--- Start Supplied records ---

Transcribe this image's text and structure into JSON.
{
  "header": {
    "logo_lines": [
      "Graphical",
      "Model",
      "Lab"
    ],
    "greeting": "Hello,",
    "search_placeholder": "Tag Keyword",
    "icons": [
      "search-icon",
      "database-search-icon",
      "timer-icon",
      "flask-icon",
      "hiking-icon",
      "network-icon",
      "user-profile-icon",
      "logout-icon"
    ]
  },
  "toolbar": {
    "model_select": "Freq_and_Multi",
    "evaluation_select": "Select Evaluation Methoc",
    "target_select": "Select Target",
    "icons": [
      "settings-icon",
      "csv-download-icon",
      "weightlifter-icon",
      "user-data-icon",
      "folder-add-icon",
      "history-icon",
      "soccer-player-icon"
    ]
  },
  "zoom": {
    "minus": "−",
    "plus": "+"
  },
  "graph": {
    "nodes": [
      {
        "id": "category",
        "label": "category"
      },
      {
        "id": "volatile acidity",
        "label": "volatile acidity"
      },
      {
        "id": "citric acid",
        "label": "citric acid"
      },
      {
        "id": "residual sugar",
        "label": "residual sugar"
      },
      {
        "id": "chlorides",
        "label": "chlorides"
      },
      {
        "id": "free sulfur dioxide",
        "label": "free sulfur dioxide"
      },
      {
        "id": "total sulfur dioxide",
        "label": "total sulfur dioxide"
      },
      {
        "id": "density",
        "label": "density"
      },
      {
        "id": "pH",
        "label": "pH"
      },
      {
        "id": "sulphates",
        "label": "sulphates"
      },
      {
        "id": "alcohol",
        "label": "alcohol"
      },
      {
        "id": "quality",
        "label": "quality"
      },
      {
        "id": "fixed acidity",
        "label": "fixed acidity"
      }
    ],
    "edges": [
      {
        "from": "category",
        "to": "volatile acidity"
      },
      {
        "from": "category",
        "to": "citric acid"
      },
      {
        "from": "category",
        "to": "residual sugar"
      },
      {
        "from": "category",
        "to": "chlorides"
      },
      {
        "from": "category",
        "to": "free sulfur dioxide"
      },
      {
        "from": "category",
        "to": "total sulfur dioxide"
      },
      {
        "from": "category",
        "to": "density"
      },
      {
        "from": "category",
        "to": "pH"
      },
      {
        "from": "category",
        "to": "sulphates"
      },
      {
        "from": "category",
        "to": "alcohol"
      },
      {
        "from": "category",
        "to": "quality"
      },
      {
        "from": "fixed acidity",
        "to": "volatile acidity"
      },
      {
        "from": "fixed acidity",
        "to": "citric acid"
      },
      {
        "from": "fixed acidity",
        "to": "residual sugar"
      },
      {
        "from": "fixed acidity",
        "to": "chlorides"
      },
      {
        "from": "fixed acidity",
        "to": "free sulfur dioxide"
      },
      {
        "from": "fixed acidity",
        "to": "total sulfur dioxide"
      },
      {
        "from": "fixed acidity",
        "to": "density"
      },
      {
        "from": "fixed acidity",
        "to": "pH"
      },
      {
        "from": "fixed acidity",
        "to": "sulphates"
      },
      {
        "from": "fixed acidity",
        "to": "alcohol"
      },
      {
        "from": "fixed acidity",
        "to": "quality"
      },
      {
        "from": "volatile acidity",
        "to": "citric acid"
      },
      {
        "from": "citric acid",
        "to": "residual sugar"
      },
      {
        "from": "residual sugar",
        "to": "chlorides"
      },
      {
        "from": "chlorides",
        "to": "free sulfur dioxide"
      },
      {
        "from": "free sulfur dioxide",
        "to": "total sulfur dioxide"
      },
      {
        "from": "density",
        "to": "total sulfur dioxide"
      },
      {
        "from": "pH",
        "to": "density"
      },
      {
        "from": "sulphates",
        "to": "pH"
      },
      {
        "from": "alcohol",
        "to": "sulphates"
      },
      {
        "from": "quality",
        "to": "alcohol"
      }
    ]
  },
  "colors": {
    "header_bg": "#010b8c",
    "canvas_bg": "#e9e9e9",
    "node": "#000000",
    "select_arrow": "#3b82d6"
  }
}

--- End Supplied records ---

Transcribe the material above in its entirety. Match it exactly.

Transcribe this image's text and structure into JSON.
{
  "header": {
    "logo_lines": [
      "Graphical",
      "Model",
      "Lab"
    ],
    "greeting": "Hello,",
    "search_placeholder": "Tag Keyword",
    "icons": [
      "search-icon",
      "database-search-icon",
      "timer-icon",
      "flask-icon",
      "hiking-icon",
      "network-icon",
      "user-profile-icon",
      "logout-icon"
    ]
  },
  "toolbar": {
    "model_select": "Freq_and_Multi",
    "evaluation_select": "Select Evaluation Methoc",
    "target_select": "Select Target",
    "icons": [
      "settings-icon",
      "csv-download-icon",
      "weightlifter-icon",
      "user-data-icon",
      "folder-add-icon",
      "history-icon",
      "soccer-player-icon"
    ]
  },
  "zoom": {
    "minus": "−",
    "plus": "+"
  },
  "graph": {
    "nodes": [
      {
        "id": "category",
        "label": "category"
      },
      {
        "id": "volatile acidity",
        "label": "volatile acidity"
      },
      {
        "id": "citric acid",
        "label": "citric acid"
      },
      {
        "id": "residual sugar",
        "label": "residual sugar"
      },
      {
        "id": "chlorides",
        "label": "chlorides"
      },
      {
        "id": "free sulfur dioxide",
        "label": "free sulfur dioxide"
      },
      {
        "id": "total sulfur dioxide",
        "label": "total sulfur dioxide"
      },
      {
        "id": "density",
        "label": "density"
      },
      {
        "id": "pH",
        "label": "pH"
      },
      {
        "id": "sulphates",
        "label": "sulphates"
      },
      {
        "id": "alcohol",
        "label": "alcohol"
      },
      {
        "id": "quality",
        "label": "quality"
      },
      {
        "id": "fixed acidity",
        "label": "fixed acidity"
      }
    ],
    "edges": [
      {
        "from": "category",
        "to": "volatile acidity"
      },
      {
        "from": "category",
        "to": "citric acid"
      },
      {
        "from": "category",
        "to": "residual sugar"
      },
      {
        "from": "category",
        "to": "chlorides"
      },
      {
        "from": "category",
        "to": "free sulfur dioxide"
      },
      {
        "from": "category",
        "to": "total sulfur dioxide"
      },
      {
        "from": "category",
        "to": "density"
      },
      {
        "from": "category",
        "to": "pH"
      },
      {
        "from": "category",
        "to": "sulphates"
      },
      {
        "from": "category",
        "to": "alcohol"
      },
      {
        "from": "category",
        "to": "quality"
      },
      {
        "from": "fixed acidity",
        "to": "volatile acidity"
      },
      {
        "from": "fixed acidity",
        "to": "citric acid"
      },
      {
        "from": "fixed acidity",
        "to": "residual sugar"
      },
      {
        "from": "fixed acidity",
        "to": "chlorides"
      },
      {
        "from": "fixed acidity",
        "to": "free sulfur dioxide"
      },
      {
        "from": "fixed acidity",
        "to": "total sulfur dioxide"
      },
      {
        "from": "fixed acidity",
        "to": "density"
      },
      {
        "from": "fixed acidity",
        "to": "pH"
      },
      {
        "from": "fixed acidity",
        "to": "sulphates"
      },
      {
        "from": "fixed acidity",
        "to": "alcohol"
      },
      {
        "from": "fixed acidity",
        "to": "quality"
      },
      {
        "from": "volatile acidity",
        "to": "citric acid"
      },
      {
        "from": "citric acid",
        "to": "residual sugar"
      },
      {
        "from": "residual sugar",
        "to": "chlorides"
      },
      {
        "from": "chlorides",
        "to": "free sulfur dioxide"
      },
      {
        "from": "free sulfur dioxide",
        "to": "total sulfur dioxide"
      },
      {
        "from": "density",
        "to": "total sulfur dioxide"
      },
      {
        "from": "pH",
        "to": "density"
      },
      {
        "from": "sulphates",
        "to": "pH"
      },
      {
        "from": "alcohol",
        "to": "sulphates"
      },
      {
        "from": "quality",
        "to": "alcohol"
      }
    ]
  },
  "colors": {
    "header_bg": "#010b8c",
    "canvas_bg": "#e9e9e9",
    "node": "#000000",
    "select_arrow": "#3b82d6"
  }
}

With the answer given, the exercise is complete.